(Spatial layout data)
......

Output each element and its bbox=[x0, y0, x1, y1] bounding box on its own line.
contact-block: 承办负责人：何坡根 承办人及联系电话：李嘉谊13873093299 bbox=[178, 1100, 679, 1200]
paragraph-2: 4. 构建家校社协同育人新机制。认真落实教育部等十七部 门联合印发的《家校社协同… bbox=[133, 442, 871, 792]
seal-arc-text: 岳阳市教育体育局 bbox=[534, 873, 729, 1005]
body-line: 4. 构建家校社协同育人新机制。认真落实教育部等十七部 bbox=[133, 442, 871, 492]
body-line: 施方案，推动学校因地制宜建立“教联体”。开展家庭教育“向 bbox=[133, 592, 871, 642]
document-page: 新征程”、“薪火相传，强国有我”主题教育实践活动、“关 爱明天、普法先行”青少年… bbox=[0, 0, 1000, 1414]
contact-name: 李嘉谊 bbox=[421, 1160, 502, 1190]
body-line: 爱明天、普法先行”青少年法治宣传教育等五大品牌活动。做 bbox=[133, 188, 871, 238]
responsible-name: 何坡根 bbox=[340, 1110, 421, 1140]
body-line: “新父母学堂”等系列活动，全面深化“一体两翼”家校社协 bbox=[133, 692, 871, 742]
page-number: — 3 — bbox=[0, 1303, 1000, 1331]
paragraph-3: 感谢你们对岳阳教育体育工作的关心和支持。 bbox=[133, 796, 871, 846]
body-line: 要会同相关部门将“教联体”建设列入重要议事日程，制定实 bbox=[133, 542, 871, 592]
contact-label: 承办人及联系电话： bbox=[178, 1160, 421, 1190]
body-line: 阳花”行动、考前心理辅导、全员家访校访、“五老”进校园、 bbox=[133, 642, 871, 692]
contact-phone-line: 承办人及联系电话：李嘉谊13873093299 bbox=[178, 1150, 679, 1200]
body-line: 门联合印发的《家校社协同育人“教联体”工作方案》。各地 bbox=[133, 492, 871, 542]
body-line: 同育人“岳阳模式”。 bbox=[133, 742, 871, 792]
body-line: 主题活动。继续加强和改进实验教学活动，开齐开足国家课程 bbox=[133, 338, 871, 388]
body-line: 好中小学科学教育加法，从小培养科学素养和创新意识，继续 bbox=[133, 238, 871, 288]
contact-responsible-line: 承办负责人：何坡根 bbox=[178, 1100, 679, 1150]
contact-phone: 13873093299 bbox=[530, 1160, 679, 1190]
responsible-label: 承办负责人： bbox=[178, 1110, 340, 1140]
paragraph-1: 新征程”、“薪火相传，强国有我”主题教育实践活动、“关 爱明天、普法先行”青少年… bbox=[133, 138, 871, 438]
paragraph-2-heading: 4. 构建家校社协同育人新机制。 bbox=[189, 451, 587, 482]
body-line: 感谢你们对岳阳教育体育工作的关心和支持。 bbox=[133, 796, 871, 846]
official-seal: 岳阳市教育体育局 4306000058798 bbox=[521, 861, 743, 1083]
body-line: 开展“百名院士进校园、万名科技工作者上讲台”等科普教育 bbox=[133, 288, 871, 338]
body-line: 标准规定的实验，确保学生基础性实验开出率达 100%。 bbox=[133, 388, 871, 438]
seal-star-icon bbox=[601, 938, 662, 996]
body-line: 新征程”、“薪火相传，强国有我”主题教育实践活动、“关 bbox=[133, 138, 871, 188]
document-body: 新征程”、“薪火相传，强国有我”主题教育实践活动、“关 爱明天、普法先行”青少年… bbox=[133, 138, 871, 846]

......

• **WORK REQUIRED**
Retype every one of the records above, character for character.

• **RESULT OF THE EXERCISE**
Output each element and its bbox=[x0, y0, x1, y1] bounding box on its own line.
contact-block: 承办负责人：何坡根 承办人及联系电话：李嘉谊13873093299 bbox=[178, 1100, 679, 1200]
paragraph-2: 4. 构建家校社协同育人新机制。认真落实教育部等十七部 门联合印发的《家校社协同… bbox=[133, 442, 871, 792]
seal-arc-text: 岳阳市教育体育局 bbox=[534, 873, 729, 1005]
body-line: 4. 构建家校社协同育人新机制。认真落实教育部等十七部 bbox=[133, 442, 871, 492]
body-line: 施方案，推动学校因地制宜建立“教联体”。开展家庭教育“向 bbox=[133, 592, 871, 642]
document-page: 新征程”、“薪火相传，强国有我”主题教育实践活动、“关 爱明天、普法先行”青少年… bbox=[0, 0, 1000, 1414]
contact-name: 李嘉谊 bbox=[421, 1160, 502, 1190]
body-line: 爱明天、普法先行”青少年法治宣传教育等五大品牌活动。做 bbox=[133, 188, 871, 238]
responsible-name: 何坡根 bbox=[340, 1110, 421, 1140]
body-line: “新父母学堂”等系列活动，全面深化“一体两翼”家校社协 bbox=[133, 692, 871, 742]
page-number: — 3 — bbox=[0, 1303, 1000, 1331]
paragraph-3: 感谢你们对岳阳教育体育工作的关心和支持。 bbox=[133, 796, 871, 846]
body-line: 要会同相关部门将“教联体”建设列入重要议事日程，制定实 bbox=[133, 542, 871, 592]
contact-label: 承办人及联系电话： bbox=[178, 1160, 421, 1190]
body-line: 阳花”行动、考前心理辅导、全员家访校访、“五老”进校园、 bbox=[133, 642, 871, 692]
contact-phone-line: 承办人及联系电话：李嘉谊13873093299 bbox=[178, 1150, 679, 1200]
body-line: 门联合印发的《家校社协同育人“教联体”工作方案》。各地 bbox=[133, 492, 871, 542]
body-line: 同育人“岳阳模式”。 bbox=[133, 742, 871, 792]
body-line: 主题活动。继续加强和改进实验教学活动，开齐开足国家课程 bbox=[133, 338, 871, 388]
body-line: 好中小学科学教育加法，从小培养科学素养和创新意识，继续 bbox=[133, 238, 871, 288]
contact-responsible-line: 承办负责人：何坡根 bbox=[178, 1100, 679, 1150]
contact-phone: 13873093299 bbox=[530, 1160, 679, 1190]
responsible-label: 承办负责人： bbox=[178, 1110, 340, 1140]
paragraph-1: 新征程”、“薪火相传，强国有我”主题教育实践活动、“关 爱明天、普法先行”青少年… bbox=[133, 138, 871, 438]
paragraph-2-heading: 4. 构建家校社协同育人新机制。 bbox=[189, 451, 587, 482]
body-line: 感谢你们对岳阳教育体育工作的关心和支持。 bbox=[133, 796, 871, 846]
official-seal: 岳阳市教育体育局 4306000058798 bbox=[521, 861, 743, 1083]
body-line: 开展“百名院士进校园、万名科技工作者上讲台”等科普教育 bbox=[133, 288, 871, 338]
body-line: 标准规定的实验，确保学生基础性实验开出率达 100%。 bbox=[133, 388, 871, 438]
seal-star-icon bbox=[601, 938, 662, 996]
body-line: 新征程”、“薪火相传，强国有我”主题教育实践活动、“关 bbox=[133, 138, 871, 188]
document-body: 新征程”、“薪火相传，强国有我”主题教育实践活动、“关 爱明天、普法先行”青少年… bbox=[133, 138, 871, 846]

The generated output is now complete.